• **YOUR GOAL**
Could you rewrite only the stretch of items from the first line through the line containing "folder-icon [21, 203, 34, 215]" as a JSON list of strings, one string per line, leaving out blank lines?

(Data items)
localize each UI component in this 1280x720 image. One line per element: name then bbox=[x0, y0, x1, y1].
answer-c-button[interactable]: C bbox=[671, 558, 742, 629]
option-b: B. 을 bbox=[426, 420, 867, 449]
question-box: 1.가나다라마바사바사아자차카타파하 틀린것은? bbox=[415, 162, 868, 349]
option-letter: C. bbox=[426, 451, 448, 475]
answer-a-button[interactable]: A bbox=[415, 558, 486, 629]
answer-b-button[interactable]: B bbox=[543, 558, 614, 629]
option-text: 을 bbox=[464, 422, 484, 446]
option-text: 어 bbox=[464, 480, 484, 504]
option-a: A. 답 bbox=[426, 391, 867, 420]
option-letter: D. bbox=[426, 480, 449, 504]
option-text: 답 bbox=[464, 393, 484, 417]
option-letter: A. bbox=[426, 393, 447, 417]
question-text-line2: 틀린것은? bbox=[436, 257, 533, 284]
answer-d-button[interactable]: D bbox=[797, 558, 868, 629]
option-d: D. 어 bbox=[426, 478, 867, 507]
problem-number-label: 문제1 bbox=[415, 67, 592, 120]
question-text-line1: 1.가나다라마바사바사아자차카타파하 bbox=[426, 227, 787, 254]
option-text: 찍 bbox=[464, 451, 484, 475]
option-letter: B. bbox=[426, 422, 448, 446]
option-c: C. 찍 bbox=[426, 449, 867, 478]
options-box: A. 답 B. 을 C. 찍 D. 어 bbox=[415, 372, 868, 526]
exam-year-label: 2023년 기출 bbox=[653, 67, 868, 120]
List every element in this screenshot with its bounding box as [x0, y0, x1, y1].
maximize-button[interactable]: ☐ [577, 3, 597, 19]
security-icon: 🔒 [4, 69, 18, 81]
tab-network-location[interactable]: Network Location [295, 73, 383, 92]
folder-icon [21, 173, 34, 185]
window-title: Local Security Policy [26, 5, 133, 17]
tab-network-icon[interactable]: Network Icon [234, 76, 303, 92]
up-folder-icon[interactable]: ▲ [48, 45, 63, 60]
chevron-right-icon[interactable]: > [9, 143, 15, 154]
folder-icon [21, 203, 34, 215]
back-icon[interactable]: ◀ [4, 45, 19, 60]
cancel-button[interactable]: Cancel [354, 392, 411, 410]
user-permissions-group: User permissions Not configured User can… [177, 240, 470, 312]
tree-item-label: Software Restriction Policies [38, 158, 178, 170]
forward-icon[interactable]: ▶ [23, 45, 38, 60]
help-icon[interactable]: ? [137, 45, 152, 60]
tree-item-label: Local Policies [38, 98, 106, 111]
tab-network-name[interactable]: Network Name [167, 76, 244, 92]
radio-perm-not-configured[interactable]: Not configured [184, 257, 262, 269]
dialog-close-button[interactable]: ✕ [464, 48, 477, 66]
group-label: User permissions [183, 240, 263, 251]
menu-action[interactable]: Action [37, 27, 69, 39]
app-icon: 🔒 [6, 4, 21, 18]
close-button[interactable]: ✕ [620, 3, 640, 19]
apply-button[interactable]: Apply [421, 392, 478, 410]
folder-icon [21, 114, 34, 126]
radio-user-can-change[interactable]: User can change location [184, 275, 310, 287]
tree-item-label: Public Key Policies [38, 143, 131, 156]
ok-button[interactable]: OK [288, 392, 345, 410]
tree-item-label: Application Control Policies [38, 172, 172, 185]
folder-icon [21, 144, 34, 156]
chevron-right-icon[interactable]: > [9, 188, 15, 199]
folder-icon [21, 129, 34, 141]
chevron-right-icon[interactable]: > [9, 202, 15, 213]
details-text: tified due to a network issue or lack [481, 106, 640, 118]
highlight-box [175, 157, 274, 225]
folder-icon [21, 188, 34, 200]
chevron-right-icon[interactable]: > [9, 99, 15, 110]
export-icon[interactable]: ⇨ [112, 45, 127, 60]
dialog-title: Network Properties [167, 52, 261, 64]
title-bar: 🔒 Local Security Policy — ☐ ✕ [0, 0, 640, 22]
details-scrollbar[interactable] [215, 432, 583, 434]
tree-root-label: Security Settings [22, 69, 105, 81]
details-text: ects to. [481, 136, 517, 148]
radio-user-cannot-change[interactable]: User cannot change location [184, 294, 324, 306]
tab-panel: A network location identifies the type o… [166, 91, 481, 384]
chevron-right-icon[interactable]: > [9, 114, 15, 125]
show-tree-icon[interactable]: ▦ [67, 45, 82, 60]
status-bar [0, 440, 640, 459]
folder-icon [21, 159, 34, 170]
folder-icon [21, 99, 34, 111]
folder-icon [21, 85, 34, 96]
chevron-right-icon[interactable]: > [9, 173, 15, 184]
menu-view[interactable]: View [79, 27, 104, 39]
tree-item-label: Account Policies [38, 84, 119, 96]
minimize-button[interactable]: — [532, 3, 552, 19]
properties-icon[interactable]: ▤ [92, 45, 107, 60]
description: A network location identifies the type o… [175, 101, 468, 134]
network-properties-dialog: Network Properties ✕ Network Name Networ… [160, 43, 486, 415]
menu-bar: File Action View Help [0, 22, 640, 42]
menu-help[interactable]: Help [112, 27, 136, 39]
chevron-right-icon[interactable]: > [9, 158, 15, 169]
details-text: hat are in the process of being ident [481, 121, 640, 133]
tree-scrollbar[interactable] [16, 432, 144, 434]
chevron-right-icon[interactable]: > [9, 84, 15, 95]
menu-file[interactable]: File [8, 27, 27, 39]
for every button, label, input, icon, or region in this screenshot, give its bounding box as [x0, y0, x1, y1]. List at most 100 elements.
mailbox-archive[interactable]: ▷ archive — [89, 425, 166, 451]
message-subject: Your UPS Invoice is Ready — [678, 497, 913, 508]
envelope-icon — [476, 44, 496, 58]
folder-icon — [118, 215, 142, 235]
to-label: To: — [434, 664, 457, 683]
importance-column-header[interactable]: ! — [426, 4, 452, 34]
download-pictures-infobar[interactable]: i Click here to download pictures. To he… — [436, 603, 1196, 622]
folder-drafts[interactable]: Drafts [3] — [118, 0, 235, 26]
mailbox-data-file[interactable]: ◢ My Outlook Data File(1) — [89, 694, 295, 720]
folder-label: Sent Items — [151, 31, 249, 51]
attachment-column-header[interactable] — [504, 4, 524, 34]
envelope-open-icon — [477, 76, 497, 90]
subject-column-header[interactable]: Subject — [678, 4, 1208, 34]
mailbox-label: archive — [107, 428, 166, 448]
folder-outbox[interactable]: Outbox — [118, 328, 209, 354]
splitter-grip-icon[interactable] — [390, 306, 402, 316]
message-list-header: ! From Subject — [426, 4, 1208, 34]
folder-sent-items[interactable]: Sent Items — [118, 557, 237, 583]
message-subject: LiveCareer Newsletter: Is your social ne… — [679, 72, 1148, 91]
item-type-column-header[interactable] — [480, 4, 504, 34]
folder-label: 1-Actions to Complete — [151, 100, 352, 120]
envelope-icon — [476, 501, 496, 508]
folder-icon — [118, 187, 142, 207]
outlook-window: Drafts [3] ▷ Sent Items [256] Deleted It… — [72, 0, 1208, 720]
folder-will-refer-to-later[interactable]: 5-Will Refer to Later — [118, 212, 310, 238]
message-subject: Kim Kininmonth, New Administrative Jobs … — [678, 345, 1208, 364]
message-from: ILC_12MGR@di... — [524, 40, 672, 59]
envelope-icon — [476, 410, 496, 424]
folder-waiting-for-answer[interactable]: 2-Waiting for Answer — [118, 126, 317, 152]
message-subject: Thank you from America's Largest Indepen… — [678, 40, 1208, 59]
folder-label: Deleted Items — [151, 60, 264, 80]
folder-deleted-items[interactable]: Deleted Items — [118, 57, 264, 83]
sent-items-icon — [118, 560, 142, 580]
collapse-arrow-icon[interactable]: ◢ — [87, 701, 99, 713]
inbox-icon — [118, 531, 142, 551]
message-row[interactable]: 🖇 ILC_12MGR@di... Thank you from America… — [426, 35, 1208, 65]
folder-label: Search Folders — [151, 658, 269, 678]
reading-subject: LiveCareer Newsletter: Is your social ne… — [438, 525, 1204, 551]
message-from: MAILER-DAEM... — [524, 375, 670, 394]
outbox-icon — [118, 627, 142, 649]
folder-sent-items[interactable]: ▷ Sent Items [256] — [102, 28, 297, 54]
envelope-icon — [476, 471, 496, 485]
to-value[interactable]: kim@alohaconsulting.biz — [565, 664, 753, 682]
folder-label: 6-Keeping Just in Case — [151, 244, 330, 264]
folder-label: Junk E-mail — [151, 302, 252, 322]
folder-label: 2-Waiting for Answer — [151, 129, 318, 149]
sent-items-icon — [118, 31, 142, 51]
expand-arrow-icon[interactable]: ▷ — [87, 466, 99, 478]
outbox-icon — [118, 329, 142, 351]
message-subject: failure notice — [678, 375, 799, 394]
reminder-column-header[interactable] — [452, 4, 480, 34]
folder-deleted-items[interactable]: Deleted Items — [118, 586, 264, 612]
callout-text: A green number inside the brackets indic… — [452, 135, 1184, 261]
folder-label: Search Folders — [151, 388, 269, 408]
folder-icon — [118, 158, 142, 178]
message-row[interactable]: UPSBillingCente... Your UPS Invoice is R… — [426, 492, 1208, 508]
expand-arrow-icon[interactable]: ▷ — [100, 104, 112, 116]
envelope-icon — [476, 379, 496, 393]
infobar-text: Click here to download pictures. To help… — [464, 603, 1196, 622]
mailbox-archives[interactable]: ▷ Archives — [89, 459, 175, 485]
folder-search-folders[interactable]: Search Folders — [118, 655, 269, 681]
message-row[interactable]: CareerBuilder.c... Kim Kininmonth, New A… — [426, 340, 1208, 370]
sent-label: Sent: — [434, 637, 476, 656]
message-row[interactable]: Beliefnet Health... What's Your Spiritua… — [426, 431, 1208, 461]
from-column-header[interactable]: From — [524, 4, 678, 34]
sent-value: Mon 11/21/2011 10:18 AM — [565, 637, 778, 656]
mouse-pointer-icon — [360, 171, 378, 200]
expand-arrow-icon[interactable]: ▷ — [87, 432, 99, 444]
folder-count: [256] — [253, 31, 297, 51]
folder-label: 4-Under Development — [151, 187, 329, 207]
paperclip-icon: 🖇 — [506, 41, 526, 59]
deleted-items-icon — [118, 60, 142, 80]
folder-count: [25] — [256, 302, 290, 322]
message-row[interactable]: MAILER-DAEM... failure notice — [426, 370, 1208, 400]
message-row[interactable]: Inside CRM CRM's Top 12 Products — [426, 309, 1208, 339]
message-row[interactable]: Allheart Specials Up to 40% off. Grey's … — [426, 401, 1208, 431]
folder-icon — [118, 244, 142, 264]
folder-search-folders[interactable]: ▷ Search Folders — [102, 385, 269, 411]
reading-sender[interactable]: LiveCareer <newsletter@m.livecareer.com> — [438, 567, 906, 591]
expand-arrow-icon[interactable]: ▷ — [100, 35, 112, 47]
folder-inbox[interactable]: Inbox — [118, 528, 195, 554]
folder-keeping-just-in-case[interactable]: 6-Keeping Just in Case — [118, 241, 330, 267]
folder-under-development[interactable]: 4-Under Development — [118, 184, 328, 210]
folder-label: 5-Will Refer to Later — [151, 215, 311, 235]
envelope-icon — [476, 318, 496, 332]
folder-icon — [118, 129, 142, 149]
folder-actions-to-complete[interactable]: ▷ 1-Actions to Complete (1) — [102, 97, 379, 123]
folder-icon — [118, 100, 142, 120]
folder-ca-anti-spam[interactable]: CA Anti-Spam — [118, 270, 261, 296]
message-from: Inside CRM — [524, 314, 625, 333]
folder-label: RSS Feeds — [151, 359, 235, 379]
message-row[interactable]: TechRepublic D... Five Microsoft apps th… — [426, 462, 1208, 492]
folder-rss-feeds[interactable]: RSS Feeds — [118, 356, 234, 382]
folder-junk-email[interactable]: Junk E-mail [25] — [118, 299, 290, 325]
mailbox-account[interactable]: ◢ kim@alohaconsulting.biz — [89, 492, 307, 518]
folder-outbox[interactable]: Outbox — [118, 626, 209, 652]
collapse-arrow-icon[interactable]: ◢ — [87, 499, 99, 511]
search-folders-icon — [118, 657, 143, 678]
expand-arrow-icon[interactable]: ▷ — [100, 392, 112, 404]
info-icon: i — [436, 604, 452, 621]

• **ANSWER TO THIS EXERCISE**
[
  "localize each UI component in this 1280x720 image. One line per element: name then bbox=[x0, y0, x1, y1].",
  "answer-c-button[interactable]: C bbox=[671, 558, 742, 629]",
  "option-b: B. 을 bbox=[426, 420, 867, 449]",
  "question-box: 1.가나다라마바사바사아자차카타파하 틀린것은? bbox=[415, 162, 868, 349]",
  "option-letter: C. bbox=[426, 451, 448, 475]",
  "answer-a-button[interactable]: A bbox=[415, 558, 486, 629]",
  "answer-b-button[interactable]: B bbox=[543, 558, 614, 629]",
  "option-text: 을 bbox=[464, 422, 484, 446]",
  "option-text: 어 bbox=[464, 480, 484, 504]",
  "option-a: A. 답 bbox=[426, 391, 867, 420]",
  "option-letter: D. bbox=[426, 480, 449, 504]",
  "option-text: 답 bbox=[464, 393, 484, 417]",
  "option-letter: A. bbox=[426, 393, 447, 417]",
  "question-text-line2: 틀린것은? bbox=[436, 257, 533, 284]",
  "answer-d-button[interactable]: D bbox=[797, 558, 868, 629]",
  "option-d: D. 어 bbox=[426, 478, 867, 507]",
  "problem-number-label: 문제1 bbox=[415, 67, 592, 120]",
  "question-text-line1: 1.가나다라마바사바사아자차카타파하 bbox=[426, 227, 787, 254]",
  "option-text: 찍 bbox=[464, 451, 484, 475]",
  "option-letter: B. bbox=[426, 422, 448, 446]",
  "option-c: C. 찍 bbox=[426, 449, 867, 478]",
  "options-box: A. 답 B. 을 C. 찍 D. 어 bbox=[415, 372, 868, 526]",
  "exam-year-label: 2023년 기출 bbox=[653, 67, 868, 120]",
  "List every element in this screenshot with its bounding box as [x0, y0, x1, y1].",
  "maximize-button[interactable]: ☐ [577, 3, 597, 19]",
  "security-icon: 🔒 [4, 69, 18, 81]",
  "tab-network-location[interactable]: Network Location [295, 73, 383, 92]",
  "folder-icon [21, 173, 34, 185]",
  "window-title: Local Security Policy [26, 5, 133, 17]",
  "tab-network-icon[interactable]: Network Icon [234, 76, 303, 92]",
  "up-folder-icon[interactable]: ▲ [48, 45, 63, 60]",
  "chevron-right-icon[interactable]: > [9, 143, 15, 154]",
  "folder-icon [21, 203, 34, 215]"
]